* _Description of the task_: Gather all lines with "stazione" from the records.
* start Recorded data *
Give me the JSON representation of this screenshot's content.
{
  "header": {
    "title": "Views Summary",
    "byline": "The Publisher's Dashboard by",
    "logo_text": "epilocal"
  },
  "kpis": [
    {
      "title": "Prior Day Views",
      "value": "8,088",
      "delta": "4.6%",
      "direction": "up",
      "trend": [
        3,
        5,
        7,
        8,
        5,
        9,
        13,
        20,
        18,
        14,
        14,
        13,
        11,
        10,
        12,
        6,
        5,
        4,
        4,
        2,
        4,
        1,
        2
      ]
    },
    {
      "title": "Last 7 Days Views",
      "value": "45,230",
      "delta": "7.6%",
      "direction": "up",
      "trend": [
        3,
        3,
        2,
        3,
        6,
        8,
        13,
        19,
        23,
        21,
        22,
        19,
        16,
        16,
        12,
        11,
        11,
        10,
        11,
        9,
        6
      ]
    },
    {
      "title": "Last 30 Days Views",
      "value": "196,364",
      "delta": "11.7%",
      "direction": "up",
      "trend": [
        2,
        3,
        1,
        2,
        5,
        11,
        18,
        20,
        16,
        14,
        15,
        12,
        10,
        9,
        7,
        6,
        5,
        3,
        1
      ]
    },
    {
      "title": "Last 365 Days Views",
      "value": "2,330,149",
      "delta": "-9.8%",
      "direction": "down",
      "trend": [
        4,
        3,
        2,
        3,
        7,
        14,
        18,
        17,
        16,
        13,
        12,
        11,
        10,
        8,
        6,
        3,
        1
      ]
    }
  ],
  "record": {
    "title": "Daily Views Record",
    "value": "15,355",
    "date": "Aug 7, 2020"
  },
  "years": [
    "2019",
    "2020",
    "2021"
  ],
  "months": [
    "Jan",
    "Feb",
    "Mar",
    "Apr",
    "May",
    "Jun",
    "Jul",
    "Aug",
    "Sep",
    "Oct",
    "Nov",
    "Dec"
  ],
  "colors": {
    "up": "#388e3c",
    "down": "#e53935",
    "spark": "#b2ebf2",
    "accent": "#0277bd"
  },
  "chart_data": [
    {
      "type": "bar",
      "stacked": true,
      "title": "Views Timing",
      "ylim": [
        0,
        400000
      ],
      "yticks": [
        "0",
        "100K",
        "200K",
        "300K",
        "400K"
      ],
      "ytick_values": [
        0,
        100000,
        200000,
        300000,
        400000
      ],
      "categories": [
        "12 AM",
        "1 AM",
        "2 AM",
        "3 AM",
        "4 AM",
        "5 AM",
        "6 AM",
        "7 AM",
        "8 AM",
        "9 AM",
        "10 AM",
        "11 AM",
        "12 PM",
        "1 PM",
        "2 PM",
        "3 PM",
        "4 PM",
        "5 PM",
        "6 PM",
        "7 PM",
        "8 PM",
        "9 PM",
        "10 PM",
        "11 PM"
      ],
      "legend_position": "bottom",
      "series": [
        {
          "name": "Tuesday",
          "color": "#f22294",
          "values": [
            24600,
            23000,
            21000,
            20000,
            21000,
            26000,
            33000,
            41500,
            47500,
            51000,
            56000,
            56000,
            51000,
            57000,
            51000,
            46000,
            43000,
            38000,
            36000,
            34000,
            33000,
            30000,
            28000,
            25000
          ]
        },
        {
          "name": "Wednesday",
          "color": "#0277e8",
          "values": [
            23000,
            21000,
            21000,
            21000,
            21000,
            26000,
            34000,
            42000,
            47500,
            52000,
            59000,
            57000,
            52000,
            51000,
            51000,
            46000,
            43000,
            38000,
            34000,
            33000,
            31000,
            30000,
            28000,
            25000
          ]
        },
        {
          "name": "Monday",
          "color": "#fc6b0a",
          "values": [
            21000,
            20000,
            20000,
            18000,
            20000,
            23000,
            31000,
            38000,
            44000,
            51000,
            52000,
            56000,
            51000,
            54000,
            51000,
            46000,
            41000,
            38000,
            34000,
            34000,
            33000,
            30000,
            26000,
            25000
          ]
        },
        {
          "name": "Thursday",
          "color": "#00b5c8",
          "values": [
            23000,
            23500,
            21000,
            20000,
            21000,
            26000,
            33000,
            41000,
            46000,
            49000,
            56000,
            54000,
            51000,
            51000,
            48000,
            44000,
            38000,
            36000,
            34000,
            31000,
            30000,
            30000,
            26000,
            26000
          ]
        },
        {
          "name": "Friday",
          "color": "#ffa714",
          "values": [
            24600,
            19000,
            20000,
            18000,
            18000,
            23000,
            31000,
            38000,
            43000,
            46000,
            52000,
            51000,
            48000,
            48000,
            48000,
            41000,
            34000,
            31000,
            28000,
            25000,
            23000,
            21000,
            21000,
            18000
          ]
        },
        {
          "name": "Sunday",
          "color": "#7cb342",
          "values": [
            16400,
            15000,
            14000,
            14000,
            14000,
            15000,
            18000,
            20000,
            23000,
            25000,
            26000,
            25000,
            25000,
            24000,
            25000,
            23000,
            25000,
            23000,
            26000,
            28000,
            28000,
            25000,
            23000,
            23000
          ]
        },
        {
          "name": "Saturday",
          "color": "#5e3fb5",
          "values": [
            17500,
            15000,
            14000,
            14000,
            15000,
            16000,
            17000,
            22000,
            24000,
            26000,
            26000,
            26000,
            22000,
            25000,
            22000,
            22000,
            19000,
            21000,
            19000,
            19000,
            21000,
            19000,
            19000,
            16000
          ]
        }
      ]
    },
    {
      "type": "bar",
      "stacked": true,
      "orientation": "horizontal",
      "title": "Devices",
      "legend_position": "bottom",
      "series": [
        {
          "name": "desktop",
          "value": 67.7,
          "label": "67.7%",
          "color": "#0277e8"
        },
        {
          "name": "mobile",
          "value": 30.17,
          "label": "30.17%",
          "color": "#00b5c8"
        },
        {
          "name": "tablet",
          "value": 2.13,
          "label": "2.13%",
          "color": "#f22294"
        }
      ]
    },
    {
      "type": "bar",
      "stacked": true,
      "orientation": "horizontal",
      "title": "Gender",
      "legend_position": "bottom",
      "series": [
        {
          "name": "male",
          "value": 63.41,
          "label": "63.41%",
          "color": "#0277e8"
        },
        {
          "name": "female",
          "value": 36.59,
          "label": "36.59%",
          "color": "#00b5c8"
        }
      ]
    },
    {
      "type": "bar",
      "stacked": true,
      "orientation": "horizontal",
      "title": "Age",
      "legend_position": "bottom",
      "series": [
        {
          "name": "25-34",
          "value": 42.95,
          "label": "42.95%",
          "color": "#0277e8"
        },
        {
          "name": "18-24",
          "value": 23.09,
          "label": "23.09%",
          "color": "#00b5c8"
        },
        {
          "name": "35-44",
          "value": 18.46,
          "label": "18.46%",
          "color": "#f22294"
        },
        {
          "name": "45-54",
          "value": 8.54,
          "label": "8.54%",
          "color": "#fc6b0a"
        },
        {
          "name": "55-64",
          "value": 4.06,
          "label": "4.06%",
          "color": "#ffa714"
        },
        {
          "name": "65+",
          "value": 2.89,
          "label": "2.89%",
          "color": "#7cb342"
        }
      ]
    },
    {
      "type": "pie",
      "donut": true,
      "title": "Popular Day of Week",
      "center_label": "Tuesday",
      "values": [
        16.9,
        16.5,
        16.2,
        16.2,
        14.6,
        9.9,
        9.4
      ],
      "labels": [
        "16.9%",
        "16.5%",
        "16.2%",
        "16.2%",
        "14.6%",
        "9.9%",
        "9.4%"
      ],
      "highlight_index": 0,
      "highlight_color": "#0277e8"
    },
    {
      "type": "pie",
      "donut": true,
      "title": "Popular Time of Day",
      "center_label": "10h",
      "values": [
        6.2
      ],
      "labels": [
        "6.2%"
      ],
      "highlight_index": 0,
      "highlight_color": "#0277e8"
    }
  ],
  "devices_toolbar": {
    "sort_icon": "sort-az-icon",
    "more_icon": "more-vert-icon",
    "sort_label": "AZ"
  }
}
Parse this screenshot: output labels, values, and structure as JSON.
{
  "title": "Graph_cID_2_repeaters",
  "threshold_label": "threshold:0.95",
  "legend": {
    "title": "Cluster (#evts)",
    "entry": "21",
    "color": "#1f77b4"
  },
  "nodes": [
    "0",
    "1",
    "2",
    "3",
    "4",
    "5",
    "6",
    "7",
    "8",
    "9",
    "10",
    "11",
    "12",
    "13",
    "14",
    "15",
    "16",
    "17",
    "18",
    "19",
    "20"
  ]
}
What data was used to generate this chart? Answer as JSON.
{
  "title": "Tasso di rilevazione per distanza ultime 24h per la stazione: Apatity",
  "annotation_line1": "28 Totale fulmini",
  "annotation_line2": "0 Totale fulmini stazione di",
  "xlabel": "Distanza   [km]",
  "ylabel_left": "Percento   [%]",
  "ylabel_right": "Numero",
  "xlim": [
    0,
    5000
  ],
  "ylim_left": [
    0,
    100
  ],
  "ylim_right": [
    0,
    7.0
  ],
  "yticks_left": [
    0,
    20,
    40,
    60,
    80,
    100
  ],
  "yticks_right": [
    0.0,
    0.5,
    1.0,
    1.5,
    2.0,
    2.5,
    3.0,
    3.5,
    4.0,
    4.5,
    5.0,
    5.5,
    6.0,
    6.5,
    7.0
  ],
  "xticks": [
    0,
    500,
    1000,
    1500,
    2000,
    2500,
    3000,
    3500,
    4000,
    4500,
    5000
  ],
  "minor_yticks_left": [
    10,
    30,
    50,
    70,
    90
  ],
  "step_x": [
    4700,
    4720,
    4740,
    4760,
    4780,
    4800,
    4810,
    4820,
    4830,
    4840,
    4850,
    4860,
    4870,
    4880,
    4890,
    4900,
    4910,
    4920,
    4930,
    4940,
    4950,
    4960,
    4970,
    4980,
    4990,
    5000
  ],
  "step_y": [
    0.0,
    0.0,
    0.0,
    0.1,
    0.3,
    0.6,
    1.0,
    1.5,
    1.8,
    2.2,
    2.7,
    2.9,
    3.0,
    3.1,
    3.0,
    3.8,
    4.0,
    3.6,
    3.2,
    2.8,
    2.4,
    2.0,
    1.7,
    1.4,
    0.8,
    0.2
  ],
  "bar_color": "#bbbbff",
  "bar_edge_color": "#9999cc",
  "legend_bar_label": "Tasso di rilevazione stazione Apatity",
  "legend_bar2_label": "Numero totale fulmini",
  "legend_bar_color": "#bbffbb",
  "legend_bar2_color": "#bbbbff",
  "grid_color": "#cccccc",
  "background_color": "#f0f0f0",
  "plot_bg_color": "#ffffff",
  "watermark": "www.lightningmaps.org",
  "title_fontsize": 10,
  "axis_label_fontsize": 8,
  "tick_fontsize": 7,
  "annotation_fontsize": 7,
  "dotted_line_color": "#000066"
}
* end Recorded data *
* _Output of the task_:
  "title": "Tasso di rilevazione per distanza ultime 24h per la stazione: Apatity",
  "annotation_line2": "0 Totale fulmini stazione di",
  "legend_bar_label": "Tasso di rilevazione stazione Apatity",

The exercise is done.